#### [EXTRACTED INFORMATION]
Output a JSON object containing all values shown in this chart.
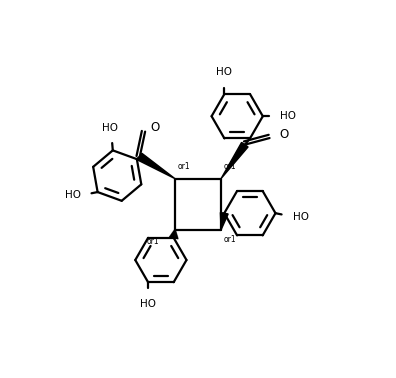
{
  "bg_color": "#ffffff",
  "line_color": "#000000",
  "lw": 1.6,
  "fs": 7.5,
  "figsize": [
    3.96,
    3.78
  ],
  "dpi": 100,
  "xlim": [
    -3.0,
    3.2
  ],
  "ylim": [
    -3.2,
    3.0
  ]
}
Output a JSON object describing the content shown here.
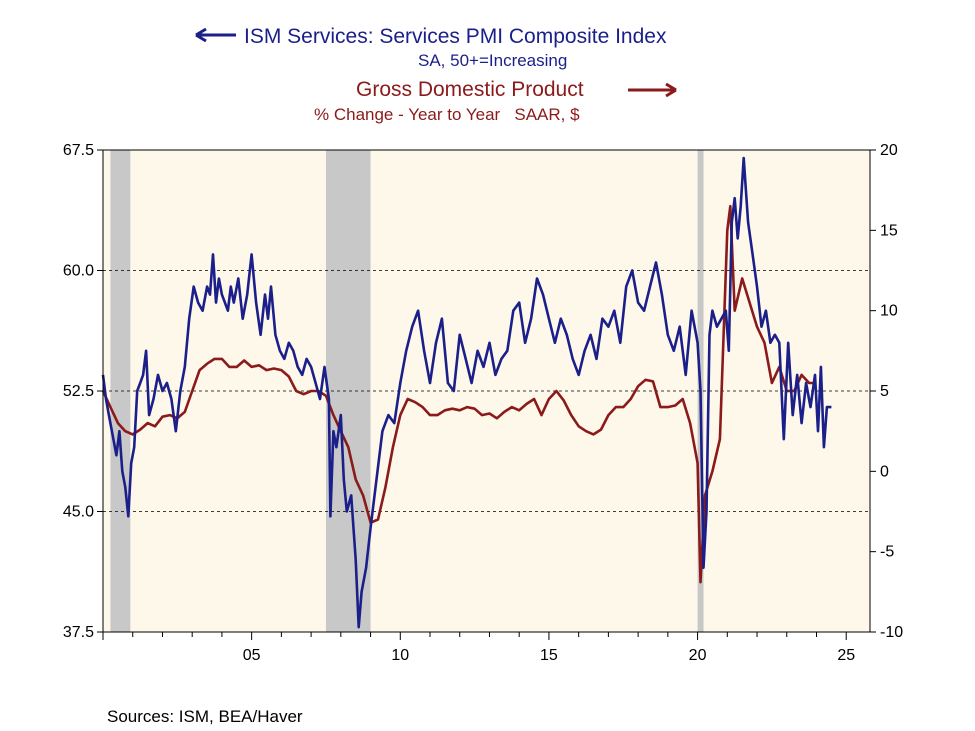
{
  "legend": {
    "ism_title": "ISM Services: Services PMI Composite Index",
    "ism_subtitle": "SA, 50+=Increasing",
    "gdp_title": "Gross Domestic Product",
    "gdp_subtitle": "% Change - Year to Year   SAAR, $"
  },
  "source": "Sources:  ISM, BEA/Haver",
  "colors": {
    "ism": "#1b1f8a",
    "gdp": "#8b1a1a",
    "plot_bg": "#fdf8ea",
    "recession": "#c8c8c8"
  },
  "chart_data": {
    "type": "line",
    "xlim": [
      2000,
      2025.8
    ],
    "x_ticks": [
      {
        "v": 2005,
        "label": "05"
      },
      {
        "v": 2010,
        "label": "10"
      },
      {
        "v": 2015,
        "label": "15"
      },
      {
        "v": 2020,
        "label": "20"
      },
      {
        "v": 2025,
        "label": "25"
      }
    ],
    "left_axis": {
      "ylim": [
        37.5,
        67.5
      ],
      "ticks": [
        "37.5",
        "45.0",
        "52.5",
        "60.0",
        "67.5"
      ]
    },
    "right_axis": {
      "ylim": [
        -10,
        20
      ],
      "ticks": [
        "-10",
        "-5",
        "0",
        "5",
        "10",
        "15",
        "20"
      ]
    },
    "gridlines_left": [
      45.0,
      52.5,
      60.0
    ],
    "recessions": [
      [
        2000.25,
        2000.92
      ],
      [
        2007.5,
        2009.0
      ],
      [
        2020.0,
        2020.2
      ]
    ],
    "series": [
      {
        "name": "ISM Services: Services PMI Composite Index",
        "axis": "left",
        "x": [
          2000.0,
          2000.1,
          2000.2,
          2000.3,
          2000.45,
          2000.55,
          2000.65,
          2000.75,
          2000.85,
          2000.95,
          2001.05,
          2001.15,
          2001.25,
          2001.35,
          2001.45,
          2001.55,
          2001.7,
          2001.85,
          2002.0,
          2002.15,
          2002.3,
          2002.45,
          2002.6,
          2002.75,
          2002.9,
          2003.05,
          2003.2,
          2003.35,
          2003.5,
          2003.6,
          2003.7,
          2003.8,
          2003.9,
          2004.0,
          2004.1,
          2004.2,
          2004.3,
          2004.4,
          2004.55,
          2004.7,
          2004.85,
          2005.0,
          2005.15,
          2005.3,
          2005.45,
          2005.55,
          2005.65,
          2005.8,
          2005.95,
          2006.1,
          2006.25,
          2006.4,
          2006.55,
          2006.7,
          2006.85,
          2007.0,
          2007.15,
          2007.3,
          2007.45,
          2007.6,
          2007.65,
          2007.75,
          2007.85,
          2008.0,
          2008.1,
          2008.2,
          2008.35,
          2008.5,
          2008.6,
          2008.7,
          2008.85,
          2009.0,
          2009.2,
          2009.4,
          2009.6,
          2009.8,
          2010.0,
          2010.2,
          2010.4,
          2010.6,
          2010.8,
          2011.0,
          2011.2,
          2011.4,
          2011.6,
          2011.8,
          2012.0,
          2012.2,
          2012.4,
          2012.6,
          2012.8,
          2013.0,
          2013.2,
          2013.4,
          2013.6,
          2013.8,
          2014.0,
          2014.2,
          2014.4,
          2014.6,
          2014.8,
          2015.0,
          2015.2,
          2015.4,
          2015.6,
          2015.8,
          2016.0,
          2016.2,
          2016.4,
          2016.6,
          2016.8,
          2017.0,
          2017.2,
          2017.4,
          2017.6,
          2017.8,
          2018.0,
          2018.2,
          2018.4,
          2018.6,
          2018.8,
          2019.0,
          2019.2,
          2019.4,
          2019.6,
          2019.8,
          2020.0,
          2020.1,
          2020.2,
          2020.3,
          2020.4,
          2020.5,
          2020.65,
          2020.8,
          2020.95,
          2021.05,
          2021.15,
          2021.25,
          2021.35,
          2021.45,
          2021.55,
          2021.7,
          2021.85,
          2022.0,
          2022.15,
          2022.3,
          2022.45,
          2022.6,
          2022.75,
          2022.9,
          2023.05,
          2023.2,
          2023.35,
          2023.5,
          2023.65,
          2023.8,
          2023.95,
          2024.05,
          2024.15,
          2024.25,
          2024.35,
          2024.5
        ],
        "values": [
          53.5,
          52.0,
          51.0,
          50.0,
          48.5,
          50.0,
          47.5,
          46.5,
          44.7,
          48.0,
          49.0,
          52.5,
          53.0,
          53.5,
          55.0,
          51.0,
          52.0,
          53.5,
          52.5,
          53.0,
          52.0,
          50.0,
          52.5,
          54.0,
          57.0,
          59.0,
          58.0,
          57.5,
          59.0,
          58.5,
          61.0,
          58.0,
          59.5,
          58.5,
          58.0,
          57.5,
          59.0,
          58.0,
          59.5,
          57.0,
          58.5,
          61.0,
          58.0,
          56.0,
          58.5,
          57.0,
          59.0,
          56.0,
          55.0,
          54.5,
          55.5,
          55.0,
          54.0,
          53.5,
          54.5,
          54.0,
          53.0,
          52.0,
          54.0,
          52.0,
          44.7,
          50.0,
          49.0,
          51.0,
          47.0,
          45.0,
          46.0,
          42.0,
          37.8,
          40.0,
          41.5,
          44.0,
          47.0,
          50.0,
          51.0,
          50.5,
          53.0,
          55.0,
          56.5,
          57.5,
          55.0,
          53.0,
          55.5,
          57.0,
          53.0,
          52.5,
          56.0,
          54.5,
          53.0,
          55.0,
          54.0,
          55.5,
          53.5,
          54.5,
          55.0,
          57.5,
          58.0,
          55.5,
          57.0,
          59.5,
          58.5,
          57.0,
          55.5,
          57.0,
          56.0,
          54.5,
          53.5,
          55.0,
          56.0,
          54.5,
          57.0,
          56.5,
          57.5,
          55.5,
          59.0,
          60.0,
          58.0,
          57.5,
          59.0,
          60.5,
          58.5,
          56.0,
          55.0,
          56.5,
          53.5,
          57.5,
          55.5,
          52.5,
          41.5,
          45.0,
          56.0,
          57.5,
          56.5,
          57.0,
          57.5,
          55.0,
          63.0,
          64.5,
          62.0,
          64.0,
          67.0,
          63.0,
          61.0,
          59.0,
          56.5,
          57.5,
          55.5,
          56.0,
          55.5,
          49.5,
          55.5,
          51.0,
          53.5,
          50.5,
          53.0,
          51.5,
          53.5,
          50.0,
          54.0,
          49.0,
          51.5,
          51.5
        ]
      },
      {
        "name": "Gross Domestic Product",
        "axis": "right",
        "x": [
          2000.0,
          2000.25,
          2000.5,
          2000.75,
          2001.0,
          2001.25,
          2001.5,
          2001.75,
          2002.0,
          2002.25,
          2002.5,
          2002.75,
          2003.0,
          2003.25,
          2003.5,
          2003.75,
          2004.0,
          2004.25,
          2004.5,
          2004.75,
          2005.0,
          2005.25,
          2005.5,
          2005.75,
          2006.0,
          2006.25,
          2006.5,
          2006.75,
          2007.0,
          2007.25,
          2007.5,
          2007.75,
          2008.0,
          2008.25,
          2008.5,
          2008.75,
          2009.0,
          2009.25,
          2009.5,
          2009.75,
          2010.0,
          2010.25,
          2010.5,
          2010.75,
          2011.0,
          2011.25,
          2011.5,
          2011.75,
          2012.0,
          2012.25,
          2012.5,
          2012.75,
          2013.0,
          2013.25,
          2013.5,
          2013.75,
          2014.0,
          2014.25,
          2014.5,
          2014.75,
          2015.0,
          2015.25,
          2015.5,
          2015.75,
          2016.0,
          2016.25,
          2016.5,
          2016.75,
          2017.0,
          2017.25,
          2017.5,
          2017.75,
          2018.0,
          2018.25,
          2018.5,
          2018.75,
          2019.0,
          2019.25,
          2019.5,
          2019.75,
          2020.0,
          2020.1,
          2020.25,
          2020.5,
          2020.75,
          2021.0,
          2021.1,
          2021.25,
          2021.5,
          2021.75,
          2022.0,
          2022.25,
          2022.5,
          2022.75,
          2023.0,
          2023.25,
          2023.5,
          2023.75,
          2024.0
        ],
        "values": [
          5.0,
          4.0,
          3.0,
          2.5,
          2.3,
          2.6,
          3.0,
          2.8,
          3.4,
          3.5,
          3.3,
          3.7,
          5.0,
          6.3,
          6.7,
          7.0,
          7.0,
          6.5,
          6.5,
          6.9,
          6.5,
          6.6,
          6.3,
          6.4,
          6.3,
          5.9,
          5.0,
          4.8,
          5.0,
          5.0,
          4.7,
          3.5,
          2.5,
          1.5,
          -0.5,
          -1.5,
          -3.2,
          -3.0,
          -1.0,
          1.5,
          3.5,
          4.5,
          4.3,
          4.0,
          3.5,
          3.5,
          3.8,
          3.9,
          3.8,
          4.0,
          3.9,
          3.5,
          3.6,
          3.3,
          3.7,
          4.0,
          3.8,
          4.2,
          4.5,
          3.5,
          4.5,
          5.0,
          4.4,
          3.5,
          2.8,
          2.5,
          2.3,
          2.6,
          3.5,
          4.0,
          4.0,
          4.5,
          5.3,
          5.7,
          5.6,
          4.0,
          4.0,
          4.1,
          4.5,
          3.0,
          0.5,
          -6.9,
          -1.5,
          0.0,
          2.0,
          15.0,
          16.5,
          10.0,
          12.0,
          10.5,
          9.0,
          8.0,
          5.5,
          6.5,
          5.0,
          5.0,
          6.0,
          5.5,
          5.5
        ]
      }
    ]
  }
}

#### [AIM OF THE EXERCISE]
Pick out, from the lines above, every one that contains the string "Index".

#### [EXPECTED ANSWER]
    "ism_title": "ISM Services: Services PMI Composite Index",
        "name": "ISM Services: Services PMI Composite Index",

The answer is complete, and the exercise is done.